Touch-tone telephone

The invention: 



A push-button dialing system for telephones that

replaced the earlier rotary-dial phone.



The person behind the invention:



Bell Labs, the research and development arm of the American

Telephone and Telegraph Company







Dialing Systems



A person who wishes to make a telephone call must inform the

telephone switching office which number he or she wishes to reach.

A telephone call begins with the customer picking up the receiver

and listening for a dial tone. The action of picking up the telephone

causes a switch in the telephone to close, allowing electric current to

flow between the telephone and the switching office. This signals

the telephone office that the user is preparing to dial a number. To

acknowledge its readiness to receive the digits of the desired number,

the telephone office sends a dial tone to the user. Two methods

have been used to send telephone numbers to the telephone office:

dial pulsing and touch-tone dialing.

“Dial pulsing” is the method used by telephones that have rotary

dials. In this method, the dial is turned until it stops, after which it is

released and allowed to return to its resting position. When the dial

is returning to its resting position, the telephone breaks the current

between the telephone and the switching office. The switching office

counts the number of times that current flow is interrupted,

which indicates the number that had been dialed.



Introduction of Touch-tone Dialing



The dial-pulsing technique was particularly appropriate for use

in the first electromechanical telephone switching offices, because

the dial pulses actually moved mechanical switches in the switching

office to set up the telephone connection. The introduction of

touch-tone dialing into electromechanical systems was made possi-

ble by a special device that converted the touch-tones into rotary

dial pulses that controlled the switches. At the American Telephone

and Telegraph Company’s Bell Labs, experimental studies were

pursued that explored the use of “multifrequency key pulsing” (in

other words, using keys that emitted tones of various frequencies)

by both operators and customers. Initially, plucked tuned reeds

were proposed. These were, however, replaced with “electronic

transistor oscillators,” which produced the required signals electronically.

The introduction of “crossbar switching” made dial pulse signaling

of the desired number obsolete. The dial pulses of the telephone

were no longer needed to control the mechanical switching process

at the switching office. When electronic control was introduced into

switching offices, telephone numbers could be assigned by computer

rather than set up mechanically. This meant that a single

touch-tone receiver at the switching office could be shared by a

large number of telephone customers.

Before 1963, telephone switching offices relied upon rotary dial

pulses to move electromechanical switching elements. Touch-tone

dialing was difficult to use in systems that were not computer controlled,

such as the electromechanical step-by-step method. In about

1963, however, it became economically feasible to implement centralized

computer control and touch-tone dialing in switching offices.

Computerized switching offices use a central touch-tone receiver

to detect dialed numbers, after which the receiver sends the

number to a call processor so that a voice connection can be established.

Record extracts ->
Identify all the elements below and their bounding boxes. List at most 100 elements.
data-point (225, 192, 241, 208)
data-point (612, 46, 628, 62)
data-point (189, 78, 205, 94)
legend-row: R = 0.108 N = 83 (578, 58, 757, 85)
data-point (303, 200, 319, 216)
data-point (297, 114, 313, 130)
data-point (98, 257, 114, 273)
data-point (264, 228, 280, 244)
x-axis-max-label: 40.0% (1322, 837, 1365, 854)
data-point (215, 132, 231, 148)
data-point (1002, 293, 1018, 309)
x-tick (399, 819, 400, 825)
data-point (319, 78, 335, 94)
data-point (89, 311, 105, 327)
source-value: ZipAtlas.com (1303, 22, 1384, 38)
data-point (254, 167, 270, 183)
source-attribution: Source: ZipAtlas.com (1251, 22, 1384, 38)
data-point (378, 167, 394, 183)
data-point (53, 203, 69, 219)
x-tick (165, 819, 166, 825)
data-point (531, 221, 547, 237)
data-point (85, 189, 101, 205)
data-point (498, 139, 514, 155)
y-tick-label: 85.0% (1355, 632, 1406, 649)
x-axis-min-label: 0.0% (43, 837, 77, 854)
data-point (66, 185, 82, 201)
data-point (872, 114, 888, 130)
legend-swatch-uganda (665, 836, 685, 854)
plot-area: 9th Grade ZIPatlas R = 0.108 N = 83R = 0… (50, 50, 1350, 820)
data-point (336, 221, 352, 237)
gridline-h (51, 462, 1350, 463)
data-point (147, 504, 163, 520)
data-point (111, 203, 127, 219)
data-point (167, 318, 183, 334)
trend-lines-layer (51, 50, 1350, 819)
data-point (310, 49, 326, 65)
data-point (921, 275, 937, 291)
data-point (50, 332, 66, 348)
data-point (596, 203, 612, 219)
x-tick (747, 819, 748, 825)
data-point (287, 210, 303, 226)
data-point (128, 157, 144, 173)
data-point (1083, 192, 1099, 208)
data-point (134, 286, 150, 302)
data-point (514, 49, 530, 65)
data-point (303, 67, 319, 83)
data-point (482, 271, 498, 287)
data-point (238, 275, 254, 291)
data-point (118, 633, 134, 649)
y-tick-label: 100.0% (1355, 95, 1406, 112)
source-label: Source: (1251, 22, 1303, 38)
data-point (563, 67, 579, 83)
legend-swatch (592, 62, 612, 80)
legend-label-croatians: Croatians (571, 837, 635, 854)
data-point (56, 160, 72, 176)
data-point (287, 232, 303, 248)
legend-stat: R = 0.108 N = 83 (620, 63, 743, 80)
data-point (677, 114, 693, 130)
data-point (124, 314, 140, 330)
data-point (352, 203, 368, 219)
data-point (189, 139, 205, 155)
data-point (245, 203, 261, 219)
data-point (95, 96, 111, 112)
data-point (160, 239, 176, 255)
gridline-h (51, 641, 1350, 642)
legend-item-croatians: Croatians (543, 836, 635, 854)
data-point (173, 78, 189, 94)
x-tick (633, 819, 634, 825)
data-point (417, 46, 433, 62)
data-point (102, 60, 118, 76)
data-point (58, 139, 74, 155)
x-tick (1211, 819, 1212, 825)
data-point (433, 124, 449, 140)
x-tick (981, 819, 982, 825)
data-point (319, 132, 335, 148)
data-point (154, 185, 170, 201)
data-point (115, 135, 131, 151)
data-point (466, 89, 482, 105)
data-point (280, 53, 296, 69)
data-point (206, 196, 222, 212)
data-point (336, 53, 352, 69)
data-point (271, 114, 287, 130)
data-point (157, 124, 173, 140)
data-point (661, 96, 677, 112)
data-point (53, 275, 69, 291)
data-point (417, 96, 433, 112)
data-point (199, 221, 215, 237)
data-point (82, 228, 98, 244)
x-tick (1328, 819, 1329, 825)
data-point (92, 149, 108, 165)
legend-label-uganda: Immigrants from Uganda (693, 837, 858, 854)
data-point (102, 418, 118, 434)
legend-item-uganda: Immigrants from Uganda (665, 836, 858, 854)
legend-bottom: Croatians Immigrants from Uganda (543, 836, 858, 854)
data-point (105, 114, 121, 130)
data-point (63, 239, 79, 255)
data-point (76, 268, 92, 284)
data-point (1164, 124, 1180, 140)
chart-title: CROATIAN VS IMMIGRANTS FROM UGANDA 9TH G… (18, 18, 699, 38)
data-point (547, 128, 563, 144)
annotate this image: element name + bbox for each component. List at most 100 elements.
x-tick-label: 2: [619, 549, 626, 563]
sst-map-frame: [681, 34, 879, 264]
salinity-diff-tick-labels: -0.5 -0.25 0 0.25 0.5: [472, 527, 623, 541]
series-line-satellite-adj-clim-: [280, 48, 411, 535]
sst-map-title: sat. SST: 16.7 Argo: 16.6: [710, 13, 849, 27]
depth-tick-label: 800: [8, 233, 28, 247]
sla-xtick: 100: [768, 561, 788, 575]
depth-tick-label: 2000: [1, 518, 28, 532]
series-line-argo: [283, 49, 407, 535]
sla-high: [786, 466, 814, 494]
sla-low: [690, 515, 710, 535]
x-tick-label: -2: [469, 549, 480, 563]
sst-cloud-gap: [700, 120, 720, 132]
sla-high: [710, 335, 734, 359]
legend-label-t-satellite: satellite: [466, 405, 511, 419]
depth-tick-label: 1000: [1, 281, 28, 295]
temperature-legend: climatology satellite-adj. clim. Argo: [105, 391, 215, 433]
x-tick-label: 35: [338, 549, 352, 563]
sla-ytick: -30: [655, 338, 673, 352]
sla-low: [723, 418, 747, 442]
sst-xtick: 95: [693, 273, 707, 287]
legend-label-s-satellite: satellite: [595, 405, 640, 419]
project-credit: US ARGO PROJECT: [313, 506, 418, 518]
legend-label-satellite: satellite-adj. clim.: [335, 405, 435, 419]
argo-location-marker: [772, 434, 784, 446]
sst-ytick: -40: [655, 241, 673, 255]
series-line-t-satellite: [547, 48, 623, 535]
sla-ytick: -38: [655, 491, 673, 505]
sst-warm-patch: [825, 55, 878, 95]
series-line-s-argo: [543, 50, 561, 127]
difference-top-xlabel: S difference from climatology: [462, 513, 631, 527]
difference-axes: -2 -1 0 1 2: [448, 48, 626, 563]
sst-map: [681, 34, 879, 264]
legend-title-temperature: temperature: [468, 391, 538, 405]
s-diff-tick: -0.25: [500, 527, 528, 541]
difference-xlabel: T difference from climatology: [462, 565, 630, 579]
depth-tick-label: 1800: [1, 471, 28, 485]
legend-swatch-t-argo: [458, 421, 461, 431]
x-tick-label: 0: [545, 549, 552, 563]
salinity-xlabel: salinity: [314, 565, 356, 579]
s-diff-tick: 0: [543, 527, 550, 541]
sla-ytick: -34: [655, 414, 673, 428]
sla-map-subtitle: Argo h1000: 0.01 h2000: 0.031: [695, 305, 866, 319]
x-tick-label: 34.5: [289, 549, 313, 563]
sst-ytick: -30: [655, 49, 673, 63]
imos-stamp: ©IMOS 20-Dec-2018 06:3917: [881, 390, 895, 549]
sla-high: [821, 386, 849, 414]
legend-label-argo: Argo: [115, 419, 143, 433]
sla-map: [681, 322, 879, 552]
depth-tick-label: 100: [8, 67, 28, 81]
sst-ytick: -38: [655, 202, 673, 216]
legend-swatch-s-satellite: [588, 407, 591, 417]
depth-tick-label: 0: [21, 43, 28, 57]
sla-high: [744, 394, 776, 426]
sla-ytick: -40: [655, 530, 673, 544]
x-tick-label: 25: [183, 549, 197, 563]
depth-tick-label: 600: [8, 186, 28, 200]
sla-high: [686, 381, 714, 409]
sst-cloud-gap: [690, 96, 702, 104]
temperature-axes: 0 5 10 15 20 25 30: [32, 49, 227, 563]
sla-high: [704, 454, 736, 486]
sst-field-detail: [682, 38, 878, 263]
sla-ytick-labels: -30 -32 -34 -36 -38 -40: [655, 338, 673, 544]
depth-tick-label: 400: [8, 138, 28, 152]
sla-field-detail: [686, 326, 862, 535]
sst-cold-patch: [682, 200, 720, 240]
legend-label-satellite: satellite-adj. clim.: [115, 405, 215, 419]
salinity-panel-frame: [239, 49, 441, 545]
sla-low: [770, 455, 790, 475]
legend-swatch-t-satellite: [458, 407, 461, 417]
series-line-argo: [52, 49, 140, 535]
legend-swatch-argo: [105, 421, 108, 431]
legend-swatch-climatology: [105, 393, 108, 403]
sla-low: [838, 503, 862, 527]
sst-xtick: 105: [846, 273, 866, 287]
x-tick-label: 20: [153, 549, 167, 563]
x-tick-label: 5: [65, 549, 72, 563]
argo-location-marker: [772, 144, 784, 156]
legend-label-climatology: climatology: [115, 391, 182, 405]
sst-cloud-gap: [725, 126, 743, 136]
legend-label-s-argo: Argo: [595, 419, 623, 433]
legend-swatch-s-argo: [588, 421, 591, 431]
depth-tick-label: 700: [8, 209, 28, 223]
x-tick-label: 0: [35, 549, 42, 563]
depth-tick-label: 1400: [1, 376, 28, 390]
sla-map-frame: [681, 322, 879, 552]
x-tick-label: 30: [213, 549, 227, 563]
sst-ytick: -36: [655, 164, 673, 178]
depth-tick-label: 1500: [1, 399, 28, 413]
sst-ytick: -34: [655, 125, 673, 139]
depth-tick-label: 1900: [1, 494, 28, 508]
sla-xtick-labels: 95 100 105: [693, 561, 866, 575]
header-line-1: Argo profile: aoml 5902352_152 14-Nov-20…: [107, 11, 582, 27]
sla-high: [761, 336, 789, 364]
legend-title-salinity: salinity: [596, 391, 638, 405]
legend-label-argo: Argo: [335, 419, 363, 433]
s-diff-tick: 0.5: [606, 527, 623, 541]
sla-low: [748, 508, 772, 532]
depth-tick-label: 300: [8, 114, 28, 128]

Tasks and exercises ->
- a) List every term that the touch-tone telephone text places in quotation marks.
- b) In the touch-tone telephone text, rewrite the passage starting at "the telephone office sends" and ending at "and touch-tone dialing.", changing "telephone office" to "central office" throughout.
- c) Write what comes next in the touch-tone telephone text, picking up after its final sentence.
The records have nothing to do with the touch-tone telephone text.

Answers to the exercise ->
- a) "Dial pulsing," "multifrequency key pulsing," "electronic transistor oscillators," and "crossbar switching."

- b)
the central office sends a dial tone to the user. Two methods

have been used to send telephone numbers to the central office:

dial pulsing and touch-tone dialing.

- c)
Touch-tone dialing transmits two tones simultaneously to represent

a digit. The tones that are transmitted are divided into two

groups: a high-band group and a low-band group. For each digit

that is dialed, one tone from the low-frequency (low-band) group

and one tone from the high-frequency (high-band) group are transmitted.

The two frequencies of a tone are selected so that they are

not too closely related harmonically. In addition, touch-tone receivers

must be designed so that false digits cannot be generated when

people are speaking into the telephone.

For a call to be completed, the first digit dialed must be detected

in the presence of a dial tone, and the receiver must not interpret

background noise or speech as valid digits. In order to avoid such

misinterpretation, the touch-tone receiver uses both the relative and

the absolute strength of the two simultaneous tones of the first digit

dialed to determine what that digit is.

A system similar to the touch-tone system is used to send telephone

numbers between telephone switching offices. This system,

which is called “multifrequency signaling,” also uses two tones to

indicate a single digit, but the frequencies used are not the same frequencies

that are used in the touch-tone system. Multifrequency

signaling is currently being phased out; new computer-based systems

are being introduced to replace it.



Impact



Touch-tone dialing has made new caller features available. The

touch-tone system can be used not only to signal the desired number

to the switching office but also to interact with voice-response

systems. This means that touch-tone dialing can be used in conjunction

with such devices as bank teller machines. Acustomer can also

dial many more digits per second with a touch-tone telephone than

with a rotary dial telephone.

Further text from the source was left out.